** begin RECORDS FOR THIS TASK **
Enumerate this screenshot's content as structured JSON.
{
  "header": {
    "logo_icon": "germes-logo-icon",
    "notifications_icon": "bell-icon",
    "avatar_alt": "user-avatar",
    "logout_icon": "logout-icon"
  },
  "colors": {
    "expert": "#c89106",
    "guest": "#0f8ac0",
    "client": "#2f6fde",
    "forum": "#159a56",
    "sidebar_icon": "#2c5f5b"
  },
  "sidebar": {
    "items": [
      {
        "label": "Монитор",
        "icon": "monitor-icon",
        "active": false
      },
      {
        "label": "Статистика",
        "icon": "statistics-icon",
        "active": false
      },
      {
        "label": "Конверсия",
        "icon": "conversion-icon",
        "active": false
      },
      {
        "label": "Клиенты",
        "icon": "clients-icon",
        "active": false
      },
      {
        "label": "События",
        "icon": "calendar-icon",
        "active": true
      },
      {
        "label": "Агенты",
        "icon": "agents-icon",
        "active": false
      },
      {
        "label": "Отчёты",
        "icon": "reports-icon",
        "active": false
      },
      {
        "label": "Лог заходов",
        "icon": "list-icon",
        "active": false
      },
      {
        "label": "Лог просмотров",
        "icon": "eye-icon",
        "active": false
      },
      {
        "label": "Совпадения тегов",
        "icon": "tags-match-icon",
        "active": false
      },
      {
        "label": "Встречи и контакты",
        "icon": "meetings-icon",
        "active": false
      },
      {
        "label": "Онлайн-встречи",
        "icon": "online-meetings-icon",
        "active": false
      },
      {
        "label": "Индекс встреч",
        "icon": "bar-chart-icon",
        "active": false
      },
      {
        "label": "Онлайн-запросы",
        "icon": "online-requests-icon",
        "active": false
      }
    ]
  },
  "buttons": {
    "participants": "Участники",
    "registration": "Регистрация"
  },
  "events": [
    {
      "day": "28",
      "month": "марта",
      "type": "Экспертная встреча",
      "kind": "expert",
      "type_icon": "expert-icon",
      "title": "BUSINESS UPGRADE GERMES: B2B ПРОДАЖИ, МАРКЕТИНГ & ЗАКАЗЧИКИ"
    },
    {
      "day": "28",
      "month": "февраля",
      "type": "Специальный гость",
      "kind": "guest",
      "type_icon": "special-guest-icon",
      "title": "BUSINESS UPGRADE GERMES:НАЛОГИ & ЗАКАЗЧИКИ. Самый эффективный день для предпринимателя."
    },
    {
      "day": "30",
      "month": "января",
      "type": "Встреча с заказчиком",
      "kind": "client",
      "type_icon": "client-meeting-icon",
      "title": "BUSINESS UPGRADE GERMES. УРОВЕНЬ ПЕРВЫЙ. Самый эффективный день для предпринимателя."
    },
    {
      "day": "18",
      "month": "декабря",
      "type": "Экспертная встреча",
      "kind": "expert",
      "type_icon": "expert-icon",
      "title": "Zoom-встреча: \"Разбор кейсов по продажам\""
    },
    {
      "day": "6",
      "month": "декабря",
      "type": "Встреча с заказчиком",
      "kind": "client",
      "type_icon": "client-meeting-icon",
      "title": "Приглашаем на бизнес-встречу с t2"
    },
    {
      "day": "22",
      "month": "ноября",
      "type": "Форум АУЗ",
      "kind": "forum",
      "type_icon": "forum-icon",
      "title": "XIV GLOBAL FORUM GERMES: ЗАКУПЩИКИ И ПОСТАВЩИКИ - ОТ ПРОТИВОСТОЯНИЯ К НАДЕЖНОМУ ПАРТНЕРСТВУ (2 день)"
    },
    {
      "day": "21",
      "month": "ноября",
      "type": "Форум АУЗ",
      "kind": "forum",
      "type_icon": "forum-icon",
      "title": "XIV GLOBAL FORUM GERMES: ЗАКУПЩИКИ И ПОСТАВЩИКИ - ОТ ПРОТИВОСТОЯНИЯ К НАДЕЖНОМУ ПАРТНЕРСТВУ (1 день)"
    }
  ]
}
** end RECORDS FOR THIS TASK **
## WRITTEN TASK
Copy the material above, line for line.

## FULL SOLUTION
Enumerate this screenshot's content as structured JSON.
{
  "header": {
    "logo_icon": "germes-logo-icon",
    "notifications_icon": "bell-icon",
    "avatar_alt": "user-avatar",
    "logout_icon": "logout-icon"
  },
  "colors": {
    "expert": "#c89106",
    "guest": "#0f8ac0",
    "client": "#2f6fde",
    "forum": "#159a56",
    "sidebar_icon": "#2c5f5b"
  },
  "sidebar": {
    "items": [
      {
        "label": "Монитор",
        "icon": "monitor-icon",
        "active": false
      },
      {
        "label": "Статистика",
        "icon": "statistics-icon",
        "active": false
      },
      {
        "label": "Конверсия",
        "icon": "conversion-icon",
        "active": false
      },
      {
        "label": "Клиенты",
        "icon": "clients-icon",
        "active": false
      },
      {
        "label": "События",
        "icon": "calendar-icon",
        "active": true
      },
      {
        "label": "Агенты",
        "icon": "agents-icon",
        "active": false
      },
      {
        "label": "Отчёты",
        "icon": "reports-icon",
        "active": false
      },
      {
        "label": "Лог заходов",
        "icon": "list-icon",
        "active": false
      },
      {
        "label": "Лог просмотров",
        "icon": "eye-icon",
        "active": false
      },
      {
        "label": "Совпадения тегов",
        "icon": "tags-match-icon",
        "active": false
      },
      {
        "label": "Встречи и контакты",
        "icon": "meetings-icon",
        "active": false
      },
      {
        "label": "Онлайн-встречи",
        "icon": "online-meetings-icon",
        "active": false
      },
      {
        "label": "Индекс встреч",
        "icon": "bar-chart-icon",
        "active": false
      },
      {
        "label": "Онлайн-запросы",
        "icon": "online-requests-icon",
        "active": false
      }
    ]
  },
  "buttons": {
    "participants": "Участники",
    "registration": "Регистрация"
  },
  "events": [
    {
      "day": "28",
      "month": "марта",
      "type": "Экспертная встреча",
      "kind": "expert",
      "type_icon": "expert-icon",
      "title": "BUSINESS UPGRADE GERMES: B2B ПРОДАЖИ, МАРКЕТИНГ & ЗАКАЗЧИКИ"
    },
    {
      "day": "28",
      "month": "февраля",
      "type": "Специальный гость",
      "kind": "guest",
      "type_icon": "special-guest-icon",
      "title": "BUSINESS UPGRADE GERMES:НАЛОГИ & ЗАКАЗЧИКИ. Самый эффективный день для предпринимателя."
    },
    {
      "day": "30",
      "month": "января",
      "type": "Встреча с заказчиком",
      "kind": "client",
      "type_icon": "client-meeting-icon",
      "title": "BUSINESS UPGRADE GERMES. УРОВЕНЬ ПЕРВЫЙ. Самый эффективный день для предпринимателя."
    },
    {
      "day": "18",
      "month": "декабря",
      "type": "Экспертная встреча",
      "kind": "expert",
      "type_icon": "expert-icon",
      "title": "Zoom-встреча: \"Разбор кейсов по продажам\""
    },
    {
      "day": "6",
      "month": "декабря",
      "type": "Встреча с заказчиком",
      "kind": "client",
      "type_icon": "client-meeting-icon",
      "title": "Приглашаем на бизнес-встречу с t2"
    },
    {
      "day": "22",
      "month": "ноября",
      "type": "Форум АУЗ",
      "kind": "forum",
      "type_icon": "forum-icon",
      "title": "XIV GLOBAL FORUM GERMES: ЗАКУПЩИКИ И ПОСТАВЩИКИ - ОТ ПРОТИВОСТОЯНИЯ К НАДЕЖНОМУ ПАРТНЕРСТВУ (2 день)"
    },
    {
      "day": "21",
      "month": "ноября",
      "type": "Форум АУЗ",
      "kind": "forum",
      "type_icon": "forum-icon",
      "title": "XIV GLOBAL FORUM GERMES: ЗАКУПЩИКИ И ПОСТАВЩИКИ - ОТ ПРОТИВОСТОЯНИЯ К НАДЕЖНОМУ ПАРТНЕРСТВУ (1 день)"
    }
  ]
}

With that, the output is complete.